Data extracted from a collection
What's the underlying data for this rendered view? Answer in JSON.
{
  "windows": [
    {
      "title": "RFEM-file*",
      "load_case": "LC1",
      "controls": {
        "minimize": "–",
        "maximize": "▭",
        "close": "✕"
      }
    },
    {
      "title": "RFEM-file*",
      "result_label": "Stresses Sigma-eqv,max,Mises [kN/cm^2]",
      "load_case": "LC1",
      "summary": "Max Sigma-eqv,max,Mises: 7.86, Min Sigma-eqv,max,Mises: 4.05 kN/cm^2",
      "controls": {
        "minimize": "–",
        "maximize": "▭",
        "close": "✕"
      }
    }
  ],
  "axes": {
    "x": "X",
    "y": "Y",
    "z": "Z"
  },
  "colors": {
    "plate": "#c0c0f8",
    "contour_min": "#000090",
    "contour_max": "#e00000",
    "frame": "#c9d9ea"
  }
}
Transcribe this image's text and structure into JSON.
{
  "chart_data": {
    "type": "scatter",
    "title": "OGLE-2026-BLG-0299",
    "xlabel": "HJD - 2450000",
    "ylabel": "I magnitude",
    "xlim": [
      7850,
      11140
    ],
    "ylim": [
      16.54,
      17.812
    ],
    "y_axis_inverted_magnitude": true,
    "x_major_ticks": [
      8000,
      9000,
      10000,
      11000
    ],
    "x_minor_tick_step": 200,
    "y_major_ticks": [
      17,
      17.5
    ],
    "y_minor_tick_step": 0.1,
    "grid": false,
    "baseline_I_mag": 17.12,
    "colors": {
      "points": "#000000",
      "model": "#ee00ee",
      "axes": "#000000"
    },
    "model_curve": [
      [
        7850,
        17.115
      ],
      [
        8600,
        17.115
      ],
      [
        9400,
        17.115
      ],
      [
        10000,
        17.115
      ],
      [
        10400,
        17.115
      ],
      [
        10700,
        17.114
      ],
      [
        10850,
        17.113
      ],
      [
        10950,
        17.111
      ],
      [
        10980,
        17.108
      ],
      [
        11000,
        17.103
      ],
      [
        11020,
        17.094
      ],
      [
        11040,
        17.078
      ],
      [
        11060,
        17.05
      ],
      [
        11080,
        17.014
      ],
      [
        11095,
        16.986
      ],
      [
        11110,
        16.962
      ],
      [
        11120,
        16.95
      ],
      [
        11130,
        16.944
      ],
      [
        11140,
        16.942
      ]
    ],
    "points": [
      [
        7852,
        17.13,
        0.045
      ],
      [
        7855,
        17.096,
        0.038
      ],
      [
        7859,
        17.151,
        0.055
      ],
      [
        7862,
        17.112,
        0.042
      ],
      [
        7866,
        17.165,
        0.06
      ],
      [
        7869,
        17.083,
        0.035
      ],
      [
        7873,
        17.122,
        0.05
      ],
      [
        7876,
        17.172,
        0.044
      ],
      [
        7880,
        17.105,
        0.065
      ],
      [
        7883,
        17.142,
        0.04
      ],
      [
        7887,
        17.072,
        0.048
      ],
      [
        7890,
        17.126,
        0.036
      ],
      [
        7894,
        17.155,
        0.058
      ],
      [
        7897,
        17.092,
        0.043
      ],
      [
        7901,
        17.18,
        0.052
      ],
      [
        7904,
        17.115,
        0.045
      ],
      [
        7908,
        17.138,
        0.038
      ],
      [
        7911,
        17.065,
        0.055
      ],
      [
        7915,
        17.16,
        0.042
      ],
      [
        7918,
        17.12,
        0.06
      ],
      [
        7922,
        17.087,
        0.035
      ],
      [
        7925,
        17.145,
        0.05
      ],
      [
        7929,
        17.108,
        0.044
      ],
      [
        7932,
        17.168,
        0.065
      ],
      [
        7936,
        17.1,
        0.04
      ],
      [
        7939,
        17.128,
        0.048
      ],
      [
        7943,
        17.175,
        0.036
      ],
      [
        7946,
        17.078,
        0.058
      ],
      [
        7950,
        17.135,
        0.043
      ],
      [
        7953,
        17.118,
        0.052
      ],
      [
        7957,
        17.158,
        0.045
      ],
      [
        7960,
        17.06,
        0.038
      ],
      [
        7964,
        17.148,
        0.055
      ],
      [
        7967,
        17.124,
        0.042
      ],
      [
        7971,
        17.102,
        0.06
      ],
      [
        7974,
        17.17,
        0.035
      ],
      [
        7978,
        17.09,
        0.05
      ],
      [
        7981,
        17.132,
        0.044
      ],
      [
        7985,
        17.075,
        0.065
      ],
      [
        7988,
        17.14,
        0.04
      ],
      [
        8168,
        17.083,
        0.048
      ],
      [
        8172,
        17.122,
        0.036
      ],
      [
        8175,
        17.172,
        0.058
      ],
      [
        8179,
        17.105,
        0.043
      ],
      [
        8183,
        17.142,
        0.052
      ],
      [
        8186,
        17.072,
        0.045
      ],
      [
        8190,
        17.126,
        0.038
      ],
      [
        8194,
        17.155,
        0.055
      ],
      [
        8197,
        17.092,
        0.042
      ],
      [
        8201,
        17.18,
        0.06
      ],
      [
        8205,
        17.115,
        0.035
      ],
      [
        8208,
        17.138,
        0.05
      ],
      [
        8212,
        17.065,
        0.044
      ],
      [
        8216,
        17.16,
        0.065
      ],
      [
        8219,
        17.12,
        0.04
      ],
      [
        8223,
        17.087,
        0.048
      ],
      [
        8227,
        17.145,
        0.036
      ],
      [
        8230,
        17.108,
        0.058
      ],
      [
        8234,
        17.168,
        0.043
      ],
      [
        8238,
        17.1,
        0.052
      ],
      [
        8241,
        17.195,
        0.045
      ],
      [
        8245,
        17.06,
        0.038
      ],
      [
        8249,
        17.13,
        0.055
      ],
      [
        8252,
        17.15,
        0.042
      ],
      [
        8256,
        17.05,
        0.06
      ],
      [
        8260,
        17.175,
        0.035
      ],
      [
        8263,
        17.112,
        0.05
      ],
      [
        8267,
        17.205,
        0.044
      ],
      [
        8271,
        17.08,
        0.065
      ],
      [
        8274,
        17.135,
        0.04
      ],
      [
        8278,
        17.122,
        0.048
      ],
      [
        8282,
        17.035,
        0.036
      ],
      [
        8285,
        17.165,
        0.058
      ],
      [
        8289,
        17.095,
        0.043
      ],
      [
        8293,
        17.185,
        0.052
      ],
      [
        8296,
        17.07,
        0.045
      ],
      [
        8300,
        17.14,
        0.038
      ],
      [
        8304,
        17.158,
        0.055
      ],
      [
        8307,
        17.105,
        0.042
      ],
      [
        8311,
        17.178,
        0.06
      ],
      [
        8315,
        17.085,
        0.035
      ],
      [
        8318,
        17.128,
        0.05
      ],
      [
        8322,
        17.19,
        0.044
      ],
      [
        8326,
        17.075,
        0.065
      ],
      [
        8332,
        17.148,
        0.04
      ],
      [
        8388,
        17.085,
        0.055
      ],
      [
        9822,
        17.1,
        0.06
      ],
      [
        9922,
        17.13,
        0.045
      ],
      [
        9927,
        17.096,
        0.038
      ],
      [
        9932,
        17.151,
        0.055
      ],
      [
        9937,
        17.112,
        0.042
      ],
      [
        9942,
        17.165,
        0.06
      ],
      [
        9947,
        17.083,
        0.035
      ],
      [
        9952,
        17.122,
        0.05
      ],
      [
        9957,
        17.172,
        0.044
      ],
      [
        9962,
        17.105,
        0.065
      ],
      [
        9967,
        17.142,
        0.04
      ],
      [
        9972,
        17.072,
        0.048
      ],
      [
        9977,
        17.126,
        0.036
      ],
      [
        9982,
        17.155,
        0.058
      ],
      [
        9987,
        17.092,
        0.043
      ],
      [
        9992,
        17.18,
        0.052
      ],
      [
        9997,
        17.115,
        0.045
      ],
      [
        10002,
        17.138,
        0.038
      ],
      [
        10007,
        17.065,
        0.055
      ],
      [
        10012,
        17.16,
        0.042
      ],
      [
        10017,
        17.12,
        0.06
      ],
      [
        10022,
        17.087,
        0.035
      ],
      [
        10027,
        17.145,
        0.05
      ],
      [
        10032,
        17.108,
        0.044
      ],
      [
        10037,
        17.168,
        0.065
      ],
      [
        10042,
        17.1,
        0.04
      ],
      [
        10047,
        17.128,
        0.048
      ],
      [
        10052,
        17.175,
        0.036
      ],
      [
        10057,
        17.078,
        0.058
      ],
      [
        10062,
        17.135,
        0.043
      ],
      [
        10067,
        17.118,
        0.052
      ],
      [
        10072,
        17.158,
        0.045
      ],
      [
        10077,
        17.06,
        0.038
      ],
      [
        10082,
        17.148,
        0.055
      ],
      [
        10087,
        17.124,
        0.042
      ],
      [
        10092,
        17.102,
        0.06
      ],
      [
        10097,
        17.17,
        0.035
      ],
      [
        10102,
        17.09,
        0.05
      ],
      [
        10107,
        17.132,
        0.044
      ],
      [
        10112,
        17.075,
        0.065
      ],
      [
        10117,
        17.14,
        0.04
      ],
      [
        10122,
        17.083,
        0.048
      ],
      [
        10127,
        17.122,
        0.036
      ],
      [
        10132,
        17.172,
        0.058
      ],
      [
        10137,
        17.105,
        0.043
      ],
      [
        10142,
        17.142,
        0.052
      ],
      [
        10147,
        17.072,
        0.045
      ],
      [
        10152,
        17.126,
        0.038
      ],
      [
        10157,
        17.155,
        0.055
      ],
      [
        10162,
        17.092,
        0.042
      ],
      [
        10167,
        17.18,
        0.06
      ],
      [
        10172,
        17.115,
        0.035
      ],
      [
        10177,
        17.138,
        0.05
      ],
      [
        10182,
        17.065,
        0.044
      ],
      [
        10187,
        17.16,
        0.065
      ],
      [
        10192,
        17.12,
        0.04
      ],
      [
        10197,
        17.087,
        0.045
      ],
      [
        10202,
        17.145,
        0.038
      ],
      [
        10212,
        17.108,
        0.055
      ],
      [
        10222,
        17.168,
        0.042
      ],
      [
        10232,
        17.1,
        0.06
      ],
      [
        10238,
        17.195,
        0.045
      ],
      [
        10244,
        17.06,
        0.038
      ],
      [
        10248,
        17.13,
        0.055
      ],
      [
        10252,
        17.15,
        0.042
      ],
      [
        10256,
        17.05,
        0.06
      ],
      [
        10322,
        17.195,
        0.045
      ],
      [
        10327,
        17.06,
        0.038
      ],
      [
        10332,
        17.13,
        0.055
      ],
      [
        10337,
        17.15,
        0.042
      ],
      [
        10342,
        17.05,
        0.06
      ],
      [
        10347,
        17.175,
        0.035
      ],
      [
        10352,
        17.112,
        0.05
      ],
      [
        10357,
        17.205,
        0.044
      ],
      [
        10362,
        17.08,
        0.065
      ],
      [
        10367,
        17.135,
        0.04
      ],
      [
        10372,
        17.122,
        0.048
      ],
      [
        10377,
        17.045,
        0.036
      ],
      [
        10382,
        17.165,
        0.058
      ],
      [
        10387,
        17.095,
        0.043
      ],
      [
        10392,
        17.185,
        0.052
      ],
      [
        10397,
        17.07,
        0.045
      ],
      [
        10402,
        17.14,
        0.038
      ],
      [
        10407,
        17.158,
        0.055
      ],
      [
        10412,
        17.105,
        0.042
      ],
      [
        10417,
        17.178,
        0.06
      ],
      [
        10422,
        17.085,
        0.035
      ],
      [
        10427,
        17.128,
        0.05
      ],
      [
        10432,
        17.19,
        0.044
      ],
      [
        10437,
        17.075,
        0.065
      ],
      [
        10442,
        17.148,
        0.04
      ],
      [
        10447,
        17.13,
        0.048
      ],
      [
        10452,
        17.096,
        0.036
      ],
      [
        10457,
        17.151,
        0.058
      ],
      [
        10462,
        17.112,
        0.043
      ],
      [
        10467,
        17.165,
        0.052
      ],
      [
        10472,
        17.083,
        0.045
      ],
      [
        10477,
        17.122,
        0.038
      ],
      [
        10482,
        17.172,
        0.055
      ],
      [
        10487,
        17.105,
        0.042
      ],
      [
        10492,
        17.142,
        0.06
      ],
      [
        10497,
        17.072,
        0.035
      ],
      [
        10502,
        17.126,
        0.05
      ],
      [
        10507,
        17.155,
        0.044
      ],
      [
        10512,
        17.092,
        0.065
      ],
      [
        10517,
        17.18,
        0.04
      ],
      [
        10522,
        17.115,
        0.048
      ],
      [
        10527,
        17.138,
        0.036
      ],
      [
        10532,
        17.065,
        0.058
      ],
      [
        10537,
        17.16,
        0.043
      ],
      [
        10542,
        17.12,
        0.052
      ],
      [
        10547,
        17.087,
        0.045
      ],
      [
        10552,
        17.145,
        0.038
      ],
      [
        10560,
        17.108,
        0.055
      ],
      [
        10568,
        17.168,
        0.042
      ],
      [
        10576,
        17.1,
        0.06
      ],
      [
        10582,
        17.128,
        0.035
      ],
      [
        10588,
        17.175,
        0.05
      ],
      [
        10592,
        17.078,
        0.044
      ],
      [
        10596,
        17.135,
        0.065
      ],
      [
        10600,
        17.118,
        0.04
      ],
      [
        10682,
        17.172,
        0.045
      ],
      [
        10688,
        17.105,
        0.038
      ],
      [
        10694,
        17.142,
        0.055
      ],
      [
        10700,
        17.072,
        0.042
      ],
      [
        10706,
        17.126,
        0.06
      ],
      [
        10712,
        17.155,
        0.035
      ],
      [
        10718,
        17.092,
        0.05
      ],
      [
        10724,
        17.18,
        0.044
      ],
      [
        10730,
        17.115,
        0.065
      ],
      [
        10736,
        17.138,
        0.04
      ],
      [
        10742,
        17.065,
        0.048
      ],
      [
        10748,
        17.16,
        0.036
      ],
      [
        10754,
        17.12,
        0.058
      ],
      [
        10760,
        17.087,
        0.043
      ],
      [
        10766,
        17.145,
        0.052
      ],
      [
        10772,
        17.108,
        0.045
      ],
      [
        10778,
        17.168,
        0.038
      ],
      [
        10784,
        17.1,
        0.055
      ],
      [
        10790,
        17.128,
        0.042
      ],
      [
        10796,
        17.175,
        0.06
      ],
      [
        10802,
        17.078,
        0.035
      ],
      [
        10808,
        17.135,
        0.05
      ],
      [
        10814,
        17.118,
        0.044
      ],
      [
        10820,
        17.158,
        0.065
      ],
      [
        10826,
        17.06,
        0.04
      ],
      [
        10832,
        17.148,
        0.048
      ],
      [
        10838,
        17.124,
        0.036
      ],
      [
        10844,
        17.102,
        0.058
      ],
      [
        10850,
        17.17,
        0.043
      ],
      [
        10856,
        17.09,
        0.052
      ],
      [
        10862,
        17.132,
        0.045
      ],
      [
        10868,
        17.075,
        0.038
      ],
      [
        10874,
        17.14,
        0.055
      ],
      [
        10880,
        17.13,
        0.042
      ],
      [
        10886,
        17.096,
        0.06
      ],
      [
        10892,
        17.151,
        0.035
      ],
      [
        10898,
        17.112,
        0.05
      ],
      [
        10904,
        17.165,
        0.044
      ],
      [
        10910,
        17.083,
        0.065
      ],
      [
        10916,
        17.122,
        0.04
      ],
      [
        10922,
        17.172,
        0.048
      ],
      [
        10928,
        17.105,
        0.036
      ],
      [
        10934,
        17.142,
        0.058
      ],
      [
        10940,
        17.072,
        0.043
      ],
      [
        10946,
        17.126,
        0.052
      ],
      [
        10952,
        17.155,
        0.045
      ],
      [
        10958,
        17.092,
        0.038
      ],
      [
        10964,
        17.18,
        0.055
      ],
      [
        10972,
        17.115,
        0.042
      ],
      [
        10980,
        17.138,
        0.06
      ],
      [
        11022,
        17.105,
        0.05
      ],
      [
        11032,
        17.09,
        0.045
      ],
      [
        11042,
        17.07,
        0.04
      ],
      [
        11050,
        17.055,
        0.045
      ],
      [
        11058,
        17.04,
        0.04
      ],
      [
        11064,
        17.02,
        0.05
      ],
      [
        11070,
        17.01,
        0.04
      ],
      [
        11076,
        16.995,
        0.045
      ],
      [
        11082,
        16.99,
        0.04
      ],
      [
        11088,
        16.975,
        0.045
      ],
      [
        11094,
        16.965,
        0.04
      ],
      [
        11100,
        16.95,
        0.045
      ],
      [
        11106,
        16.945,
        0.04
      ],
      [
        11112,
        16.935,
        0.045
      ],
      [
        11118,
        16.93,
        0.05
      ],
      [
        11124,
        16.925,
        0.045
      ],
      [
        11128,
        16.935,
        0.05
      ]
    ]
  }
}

* [TO DO]:
In the records above, find each line holding "JSON" and copy it.

* [COMPLETE RESPONSE]:
What's the underlying data for this rendered view? Answer in JSON.
Transcribe this image's text and structure into JSON.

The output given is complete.